──────── TEXT SEGMENT ────────

Biosystems engineering represented well at ASABE international meeting

Comer Hall, Auburn University College of Agriculture, Alabama, USA, visiting campus on a sunny afternoon under an oak tree.

By Maggie Smith / Jul 18, 2019 9:02:26 AM

Seven Auburn Department of Biosystems Engineering faculty members and students won awards at the 2019 American Society of Agricultural and Biological Engineers international meeting in Boston recently.

Puneet Srivastava, professor of ecological engineering, was inducted as an ASABE Fellow, which is the society’s highest honor. Srivastava was selected for his pioneering work in optimizing best management practices in watersheds and mitigating drought impacts on water resources.

Yi Wang, assistant professor, received the Association of Overseas Chinese Agricultural, Biological and Food Engineers Early Career Award. Jeremiah Davis, associate professor and director of the National Poultry Technology Center, received a superior paper award for an article he co-authored, “Dimensions of the Modern Pig.”

──────── SOURCE DATA ────────

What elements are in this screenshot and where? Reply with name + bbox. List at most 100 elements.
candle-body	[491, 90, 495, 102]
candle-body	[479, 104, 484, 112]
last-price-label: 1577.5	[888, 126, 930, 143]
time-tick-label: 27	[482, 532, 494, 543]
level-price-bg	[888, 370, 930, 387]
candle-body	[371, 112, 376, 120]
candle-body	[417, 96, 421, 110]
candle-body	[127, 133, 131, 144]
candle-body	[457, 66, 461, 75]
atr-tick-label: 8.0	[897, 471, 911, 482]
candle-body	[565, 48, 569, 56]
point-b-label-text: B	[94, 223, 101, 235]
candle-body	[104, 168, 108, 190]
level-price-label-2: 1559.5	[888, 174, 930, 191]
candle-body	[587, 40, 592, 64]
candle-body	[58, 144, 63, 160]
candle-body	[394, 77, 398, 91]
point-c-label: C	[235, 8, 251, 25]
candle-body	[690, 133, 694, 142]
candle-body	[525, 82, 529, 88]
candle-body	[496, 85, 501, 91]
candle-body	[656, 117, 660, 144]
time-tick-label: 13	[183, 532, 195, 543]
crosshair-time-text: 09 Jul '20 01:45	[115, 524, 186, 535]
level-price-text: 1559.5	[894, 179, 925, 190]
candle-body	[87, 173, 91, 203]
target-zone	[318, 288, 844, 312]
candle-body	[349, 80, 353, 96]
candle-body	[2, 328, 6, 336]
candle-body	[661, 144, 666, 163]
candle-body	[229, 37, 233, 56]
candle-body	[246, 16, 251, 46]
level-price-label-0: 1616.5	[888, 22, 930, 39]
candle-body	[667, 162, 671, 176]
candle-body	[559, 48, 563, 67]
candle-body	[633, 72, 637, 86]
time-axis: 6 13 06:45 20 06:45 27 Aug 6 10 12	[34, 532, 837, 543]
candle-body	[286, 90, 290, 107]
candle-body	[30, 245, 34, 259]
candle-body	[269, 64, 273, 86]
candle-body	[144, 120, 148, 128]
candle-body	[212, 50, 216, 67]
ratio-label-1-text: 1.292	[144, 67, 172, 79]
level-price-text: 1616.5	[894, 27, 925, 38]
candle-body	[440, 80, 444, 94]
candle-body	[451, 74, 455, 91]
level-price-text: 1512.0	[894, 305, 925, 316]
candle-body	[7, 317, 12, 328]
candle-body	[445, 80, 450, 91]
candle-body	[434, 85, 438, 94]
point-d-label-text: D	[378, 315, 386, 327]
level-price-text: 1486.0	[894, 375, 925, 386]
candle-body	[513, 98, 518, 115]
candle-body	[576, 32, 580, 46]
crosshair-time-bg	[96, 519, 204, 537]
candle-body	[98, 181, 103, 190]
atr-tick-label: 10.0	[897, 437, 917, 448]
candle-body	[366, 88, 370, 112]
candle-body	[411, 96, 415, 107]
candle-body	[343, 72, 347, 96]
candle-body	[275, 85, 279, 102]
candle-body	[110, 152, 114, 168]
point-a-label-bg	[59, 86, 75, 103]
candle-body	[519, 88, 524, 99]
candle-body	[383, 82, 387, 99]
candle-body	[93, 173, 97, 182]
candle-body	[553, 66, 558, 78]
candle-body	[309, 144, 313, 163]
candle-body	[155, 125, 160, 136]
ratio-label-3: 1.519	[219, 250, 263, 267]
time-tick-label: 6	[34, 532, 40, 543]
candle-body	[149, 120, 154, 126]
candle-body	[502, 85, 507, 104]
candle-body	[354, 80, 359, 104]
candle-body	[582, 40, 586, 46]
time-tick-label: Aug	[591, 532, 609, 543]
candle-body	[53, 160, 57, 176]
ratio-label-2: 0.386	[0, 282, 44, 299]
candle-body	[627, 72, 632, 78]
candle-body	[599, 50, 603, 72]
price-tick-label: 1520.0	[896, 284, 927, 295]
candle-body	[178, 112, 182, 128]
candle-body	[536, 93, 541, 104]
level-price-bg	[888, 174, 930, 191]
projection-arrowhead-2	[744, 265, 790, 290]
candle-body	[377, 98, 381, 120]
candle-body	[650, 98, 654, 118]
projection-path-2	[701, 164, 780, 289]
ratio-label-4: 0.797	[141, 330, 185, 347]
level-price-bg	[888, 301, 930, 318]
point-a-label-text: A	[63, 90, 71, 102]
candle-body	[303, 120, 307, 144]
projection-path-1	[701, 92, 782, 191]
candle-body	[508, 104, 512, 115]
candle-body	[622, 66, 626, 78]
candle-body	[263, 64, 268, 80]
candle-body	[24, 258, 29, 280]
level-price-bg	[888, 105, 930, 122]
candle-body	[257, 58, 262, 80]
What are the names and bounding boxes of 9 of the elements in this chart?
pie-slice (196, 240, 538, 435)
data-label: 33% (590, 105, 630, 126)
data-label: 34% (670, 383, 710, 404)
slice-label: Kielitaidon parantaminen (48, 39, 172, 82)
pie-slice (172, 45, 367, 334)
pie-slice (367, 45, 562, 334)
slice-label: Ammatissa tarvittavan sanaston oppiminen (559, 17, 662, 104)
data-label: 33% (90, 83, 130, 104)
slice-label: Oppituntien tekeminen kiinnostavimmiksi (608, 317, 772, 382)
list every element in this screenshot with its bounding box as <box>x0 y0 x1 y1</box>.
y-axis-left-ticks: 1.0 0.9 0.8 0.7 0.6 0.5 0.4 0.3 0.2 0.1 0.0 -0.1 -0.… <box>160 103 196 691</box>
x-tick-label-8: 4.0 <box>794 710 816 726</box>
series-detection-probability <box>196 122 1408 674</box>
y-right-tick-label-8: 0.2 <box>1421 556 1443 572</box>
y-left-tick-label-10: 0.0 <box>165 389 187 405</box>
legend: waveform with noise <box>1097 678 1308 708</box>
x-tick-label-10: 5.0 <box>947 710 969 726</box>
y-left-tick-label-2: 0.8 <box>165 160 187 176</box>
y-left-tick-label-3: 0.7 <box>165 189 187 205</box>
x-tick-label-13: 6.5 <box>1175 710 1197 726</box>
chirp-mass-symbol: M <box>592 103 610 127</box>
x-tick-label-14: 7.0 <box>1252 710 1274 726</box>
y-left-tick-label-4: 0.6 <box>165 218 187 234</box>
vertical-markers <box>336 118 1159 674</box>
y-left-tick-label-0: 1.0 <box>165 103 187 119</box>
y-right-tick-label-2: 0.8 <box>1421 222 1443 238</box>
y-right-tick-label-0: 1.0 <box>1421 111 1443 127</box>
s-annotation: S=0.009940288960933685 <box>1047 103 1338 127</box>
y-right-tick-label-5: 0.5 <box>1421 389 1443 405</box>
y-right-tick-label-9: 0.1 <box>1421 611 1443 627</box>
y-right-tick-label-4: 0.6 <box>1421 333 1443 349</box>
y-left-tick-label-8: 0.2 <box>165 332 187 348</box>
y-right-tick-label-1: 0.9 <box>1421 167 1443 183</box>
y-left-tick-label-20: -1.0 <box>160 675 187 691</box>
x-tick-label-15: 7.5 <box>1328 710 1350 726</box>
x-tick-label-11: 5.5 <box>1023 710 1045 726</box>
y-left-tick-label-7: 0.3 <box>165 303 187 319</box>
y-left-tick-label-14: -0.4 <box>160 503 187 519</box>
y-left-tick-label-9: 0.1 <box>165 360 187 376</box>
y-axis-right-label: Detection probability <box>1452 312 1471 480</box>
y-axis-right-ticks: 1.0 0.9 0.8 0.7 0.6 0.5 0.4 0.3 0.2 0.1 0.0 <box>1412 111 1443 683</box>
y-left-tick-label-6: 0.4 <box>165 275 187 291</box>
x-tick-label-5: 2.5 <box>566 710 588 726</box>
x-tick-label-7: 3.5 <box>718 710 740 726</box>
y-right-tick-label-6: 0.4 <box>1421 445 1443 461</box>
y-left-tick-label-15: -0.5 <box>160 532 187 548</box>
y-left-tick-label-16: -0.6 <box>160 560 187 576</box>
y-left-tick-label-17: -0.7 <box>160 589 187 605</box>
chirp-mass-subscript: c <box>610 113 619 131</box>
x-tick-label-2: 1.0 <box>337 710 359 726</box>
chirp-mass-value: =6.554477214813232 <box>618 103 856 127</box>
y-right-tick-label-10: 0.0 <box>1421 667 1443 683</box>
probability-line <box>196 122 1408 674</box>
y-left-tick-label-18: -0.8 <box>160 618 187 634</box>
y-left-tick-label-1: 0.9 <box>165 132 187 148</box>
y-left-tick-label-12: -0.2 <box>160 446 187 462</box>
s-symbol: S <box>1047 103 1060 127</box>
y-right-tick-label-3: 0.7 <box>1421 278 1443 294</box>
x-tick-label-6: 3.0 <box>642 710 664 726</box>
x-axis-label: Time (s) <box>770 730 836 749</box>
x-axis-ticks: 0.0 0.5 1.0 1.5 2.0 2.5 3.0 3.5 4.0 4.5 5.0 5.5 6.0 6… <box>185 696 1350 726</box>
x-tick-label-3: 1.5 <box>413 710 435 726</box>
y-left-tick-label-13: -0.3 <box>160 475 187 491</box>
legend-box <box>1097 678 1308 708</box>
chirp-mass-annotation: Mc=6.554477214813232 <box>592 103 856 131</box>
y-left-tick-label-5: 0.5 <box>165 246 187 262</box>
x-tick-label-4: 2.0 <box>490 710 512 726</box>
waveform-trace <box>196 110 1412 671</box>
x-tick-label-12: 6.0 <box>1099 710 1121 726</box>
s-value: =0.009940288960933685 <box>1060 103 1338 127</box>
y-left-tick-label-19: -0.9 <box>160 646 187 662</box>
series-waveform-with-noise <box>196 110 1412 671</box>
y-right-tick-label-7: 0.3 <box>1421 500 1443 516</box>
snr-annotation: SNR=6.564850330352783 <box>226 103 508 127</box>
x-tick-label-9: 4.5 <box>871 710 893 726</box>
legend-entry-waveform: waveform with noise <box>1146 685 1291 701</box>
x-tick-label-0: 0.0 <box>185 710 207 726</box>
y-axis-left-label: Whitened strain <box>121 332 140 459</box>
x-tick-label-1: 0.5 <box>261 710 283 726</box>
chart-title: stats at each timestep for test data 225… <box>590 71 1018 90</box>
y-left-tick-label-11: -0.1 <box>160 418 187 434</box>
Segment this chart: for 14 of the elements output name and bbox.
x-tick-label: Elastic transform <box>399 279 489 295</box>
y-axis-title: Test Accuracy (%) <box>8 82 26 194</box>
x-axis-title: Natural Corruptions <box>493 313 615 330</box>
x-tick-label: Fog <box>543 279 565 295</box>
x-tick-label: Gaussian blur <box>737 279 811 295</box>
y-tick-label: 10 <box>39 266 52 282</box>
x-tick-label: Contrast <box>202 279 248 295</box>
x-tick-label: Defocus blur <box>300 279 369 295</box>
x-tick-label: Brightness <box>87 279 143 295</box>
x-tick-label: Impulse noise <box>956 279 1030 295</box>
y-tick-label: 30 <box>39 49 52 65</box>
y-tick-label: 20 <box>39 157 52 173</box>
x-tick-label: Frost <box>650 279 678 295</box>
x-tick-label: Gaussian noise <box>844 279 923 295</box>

────────

**WORK TO COMPLETE:** According to the article on the ASABE meeting, what award did Yi Wang receive?

**RESPONSE TO THIS EXERCISE:** The Association of Overseas Chinese Agricultural, Biological and Food Engineers Early Career Award.